Stated task: Your task is to repeat the entries exactly. Leave the pictures out.

Saved data entries:
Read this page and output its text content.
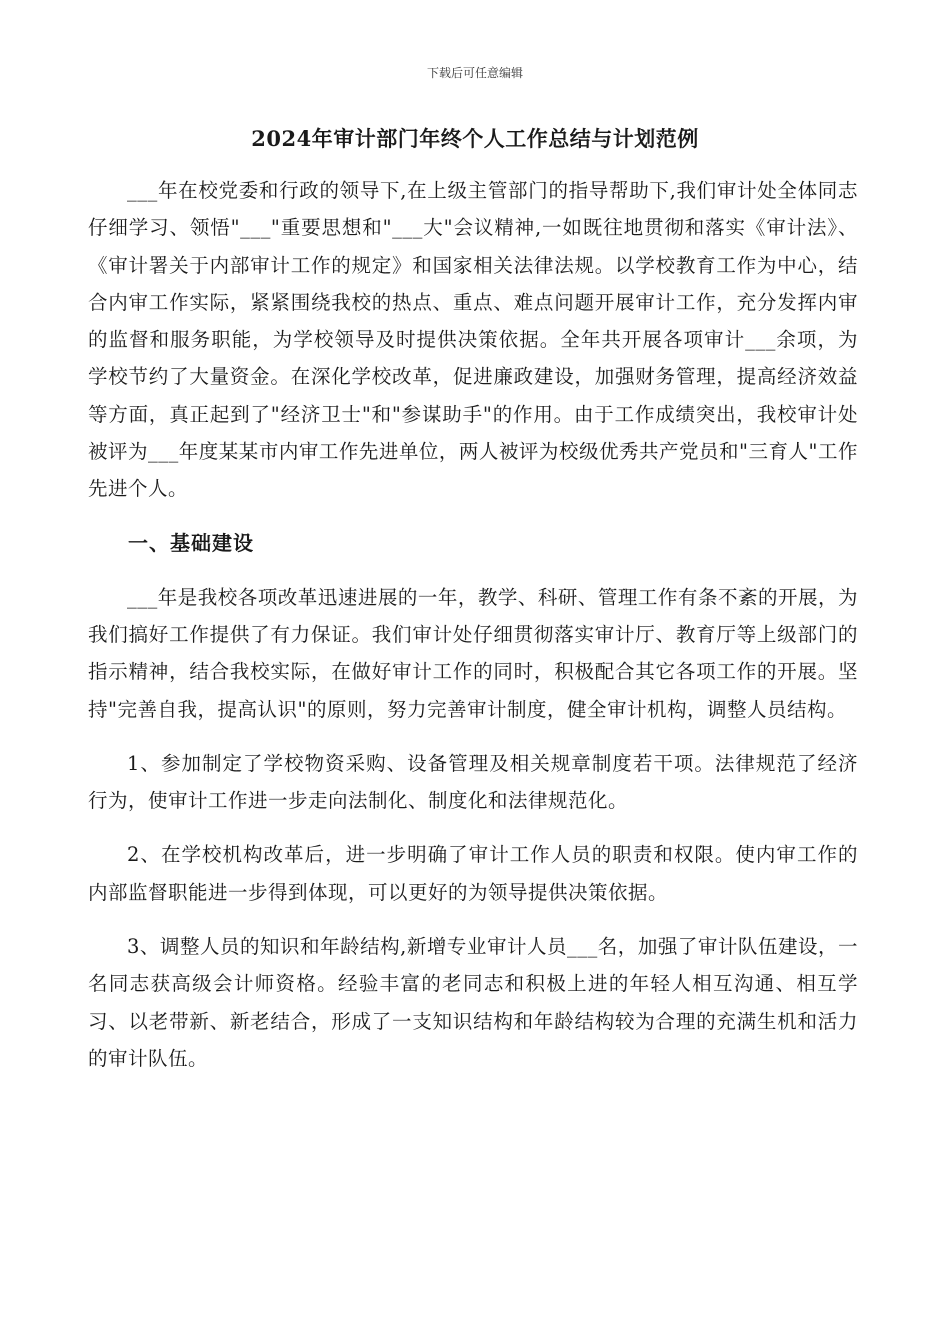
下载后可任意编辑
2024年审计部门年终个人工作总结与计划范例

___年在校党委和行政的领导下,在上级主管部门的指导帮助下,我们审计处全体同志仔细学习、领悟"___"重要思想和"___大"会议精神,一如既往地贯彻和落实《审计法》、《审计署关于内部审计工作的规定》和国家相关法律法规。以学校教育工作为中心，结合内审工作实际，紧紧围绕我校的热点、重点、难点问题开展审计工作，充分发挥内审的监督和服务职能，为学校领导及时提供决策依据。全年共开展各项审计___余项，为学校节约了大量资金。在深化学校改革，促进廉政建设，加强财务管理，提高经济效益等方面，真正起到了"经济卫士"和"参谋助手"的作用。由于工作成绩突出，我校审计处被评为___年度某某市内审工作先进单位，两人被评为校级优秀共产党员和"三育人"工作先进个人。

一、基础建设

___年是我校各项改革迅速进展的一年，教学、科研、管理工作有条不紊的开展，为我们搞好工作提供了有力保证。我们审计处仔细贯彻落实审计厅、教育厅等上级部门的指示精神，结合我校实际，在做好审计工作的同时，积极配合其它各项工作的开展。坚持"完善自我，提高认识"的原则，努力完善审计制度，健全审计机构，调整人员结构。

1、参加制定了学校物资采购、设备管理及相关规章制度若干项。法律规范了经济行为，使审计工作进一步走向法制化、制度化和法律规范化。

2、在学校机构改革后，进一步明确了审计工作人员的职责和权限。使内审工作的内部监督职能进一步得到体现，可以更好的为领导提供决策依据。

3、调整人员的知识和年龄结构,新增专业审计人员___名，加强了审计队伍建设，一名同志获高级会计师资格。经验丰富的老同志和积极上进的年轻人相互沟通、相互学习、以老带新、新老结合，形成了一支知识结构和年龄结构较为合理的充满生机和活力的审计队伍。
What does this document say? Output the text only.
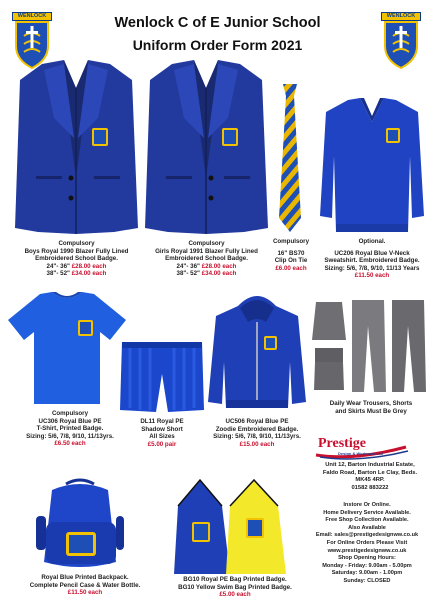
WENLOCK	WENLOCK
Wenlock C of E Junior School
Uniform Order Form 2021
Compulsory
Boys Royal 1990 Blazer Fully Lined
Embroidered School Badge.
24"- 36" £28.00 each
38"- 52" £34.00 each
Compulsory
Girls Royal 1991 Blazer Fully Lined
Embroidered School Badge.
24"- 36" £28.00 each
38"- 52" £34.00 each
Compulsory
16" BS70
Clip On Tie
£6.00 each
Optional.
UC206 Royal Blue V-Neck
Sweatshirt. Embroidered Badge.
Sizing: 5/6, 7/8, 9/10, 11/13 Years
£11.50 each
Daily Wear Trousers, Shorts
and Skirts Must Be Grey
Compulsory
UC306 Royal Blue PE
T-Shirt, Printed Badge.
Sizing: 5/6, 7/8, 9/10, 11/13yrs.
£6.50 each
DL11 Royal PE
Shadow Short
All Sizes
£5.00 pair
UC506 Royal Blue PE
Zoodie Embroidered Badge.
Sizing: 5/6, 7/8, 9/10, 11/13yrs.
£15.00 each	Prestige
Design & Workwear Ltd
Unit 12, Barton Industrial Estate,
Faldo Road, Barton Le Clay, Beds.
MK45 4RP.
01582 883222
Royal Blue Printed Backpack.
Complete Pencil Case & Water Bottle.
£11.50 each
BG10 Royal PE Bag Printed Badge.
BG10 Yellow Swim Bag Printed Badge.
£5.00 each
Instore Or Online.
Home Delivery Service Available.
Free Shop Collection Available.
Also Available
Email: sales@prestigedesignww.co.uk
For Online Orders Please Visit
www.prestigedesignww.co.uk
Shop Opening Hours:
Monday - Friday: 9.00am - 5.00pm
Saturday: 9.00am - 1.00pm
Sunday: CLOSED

Completed task:
Read this page and output its text content.
下载后可任意编辑
2024年审计部门年终个人工作总结与计划范例

___年在校党委和行政的领导下,在上级主管部门的指导帮助下,我们审计处全体同志仔细学习、领悟"___"重要思想和"___大"会议精神,一如既往地贯彻和落实《审计法》、《审计署关于内部审计工作的规定》和国家相关法律法规。以学校教育工作为中心，结合内审工作实际，紧紧围绕我校的热点、重点、难点问题开展审计工作，充分发挥内审的监督和服务职能，为学校领导及时提供决策依据。全年共开展各项审计___余项，为学校节约了大量资金。在深化学校改革，促进廉政建设，加强财务管理，提高经济效益等方面，真正起到了"经济卫士"和"参谋助手"的作用。由于工作成绩突出，我校审计处被评为___年度某某市内审工作先进单位，两人被评为校级优秀共产党员和"三育人"工作先进个人。

一、基础建设

___年是我校各项改革迅速进展的一年，教学、科研、管理工作有条不紊的开展，为我们搞好工作提供了有力保证。我们审计处仔细贯彻落实审计厅、教育厅等上级部门的指示精神，结合我校实际，在做好审计工作的同时，积极配合其它各项工作的开展。坚持"完善自我，提高认识"的原则，努力完善审计制度，健全审计机构，调整人员结构。

1、参加制定了学校物资采购、设备管理及相关规章制度若干项。法律规范了经济行为，使审计工作进一步走向法制化、制度化和法律规范化。

2、在学校机构改革后，进一步明确了审计工作人员的职责和权限。使内审工作的内部监督职能进一步得到体现，可以更好的为领导提供决策依据。

3、调整人员的知识和年龄结构,新增专业审计人员___名，加强了审计队伍建设，一名同志获高级会计师资格。经验丰富的老同志和积极上进的年轻人相互沟通、相互学习、以老带新、新老结合，形成了一支知识结构和年龄结构较为合理的充满生机和活力的审计队伍。
What does this document say? Output the text only.
WENLOCK	WENLOCK
Wenlock C of E Junior School
Uniform Order Form 2021
Compulsory
Boys Royal 1990 Blazer Fully Lined
Embroidered School Badge.
24"- 36" £28.00 each
38"- 52" £34.00 each
Compulsory
Girls Royal 1991 Blazer Fully Lined
Embroidered School Badge.
24"- 36" £28.00 each
38"- 52" £34.00 each
Compulsory
16" BS70
Clip On Tie
£6.00 each
Optional.
UC206 Royal Blue V-Neck
Sweatshirt. Embroidered Badge.
Sizing: 5/6, 7/8, 9/10, 11/13 Years
£11.50 each
Daily Wear Trousers, Shorts
and Skirts Must Be Grey
Compulsory
UC306 Royal Blue PE
T-Shirt, Printed Badge.
Sizing: 5/6, 7/8, 9/10, 11/13yrs.
£6.50 each
DL11 Royal PE
Shadow Short
All Sizes
£5.00 pair
UC506 Royal Blue PE
Zoodie Embroidered Badge.
Sizing: 5/6, 7/8, 9/10, 11/13yrs.
£15.00 each	Prestige
Design & Workwear Ltd
Unit 12, Barton Industrial Estate,
Faldo Road, Barton Le Clay, Beds.
MK45 4RP.
01582 883222
Royal Blue Printed Backpack.
Complete Pencil Case & Water Bottle.
£11.50 each
BG10 Royal PE Bag Printed Badge.
BG10 Yellow Swim Bag Printed Badge.
£5.00 each
Instore Or Online.
Home Delivery Service Available.
Free Shop Collection Available.
Also Available
Email: sales@prestigedesignww.co.uk
For Online Orders Please Visit
www.prestigedesignww.co.uk
Shop Opening Hours:
Monday - Friday: 9.00am - 5.00pm
Saturday: 9.00am - 1.00pm
Sunday: CLOSED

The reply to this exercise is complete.